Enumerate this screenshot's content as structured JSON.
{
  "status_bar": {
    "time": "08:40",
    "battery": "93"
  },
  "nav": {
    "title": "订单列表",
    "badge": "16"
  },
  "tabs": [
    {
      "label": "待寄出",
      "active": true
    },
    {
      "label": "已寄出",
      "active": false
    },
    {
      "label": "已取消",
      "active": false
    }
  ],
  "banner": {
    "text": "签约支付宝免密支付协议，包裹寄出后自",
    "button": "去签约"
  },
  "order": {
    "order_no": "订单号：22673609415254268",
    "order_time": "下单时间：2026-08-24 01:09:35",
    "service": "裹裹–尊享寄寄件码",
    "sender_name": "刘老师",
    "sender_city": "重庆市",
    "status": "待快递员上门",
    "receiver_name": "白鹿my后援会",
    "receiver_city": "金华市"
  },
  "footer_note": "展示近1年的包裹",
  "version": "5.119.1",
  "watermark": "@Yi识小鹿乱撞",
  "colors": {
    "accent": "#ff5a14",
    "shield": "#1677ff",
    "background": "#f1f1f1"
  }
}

******************************

• [Written instruction] Reproduce the material above exactly; please quote every line of it.

• [Written response]
Enumerate this screenshot's content as structured JSON.
{
  "status_bar": {
    "time": "08:40",
    "battery": "93"
  },
  "nav": {
    "title": "订单列表",
    "badge": "16"
  },
  "tabs": [
    {
      "label": "待寄出",
      "active": true
    },
    {
      "label": "已寄出",
      "active": false
    },
    {
      "label": "已取消",
      "active": false
    }
  ],
  "banner": {
    "text": "签约支付宝免密支付协议，包裹寄出后自",
    "button": "去签约"
  },
  "order": {
    "order_no": "订单号：22673609415254268",
    "order_time": "下单时间：2026-08-24 01:09:35",
    "service": "裹裹–尊享寄寄件码",
    "sender_name": "刘老师",
    "sender_city": "重庆市",
    "status": "待快递员上门",
    "receiver_name": "白鹿my后援会",
    "receiver_city": "金华市"
  },
  "footer_note": "展示近1年的包裹",
  "version": "5.119.1",
  "watermark": "@Yi识小鹿乱撞",
  "colors": {
    "accent": "#ff5a14",
    "shield": "#1677ff",
    "background": "#f1f1f1"
  }
}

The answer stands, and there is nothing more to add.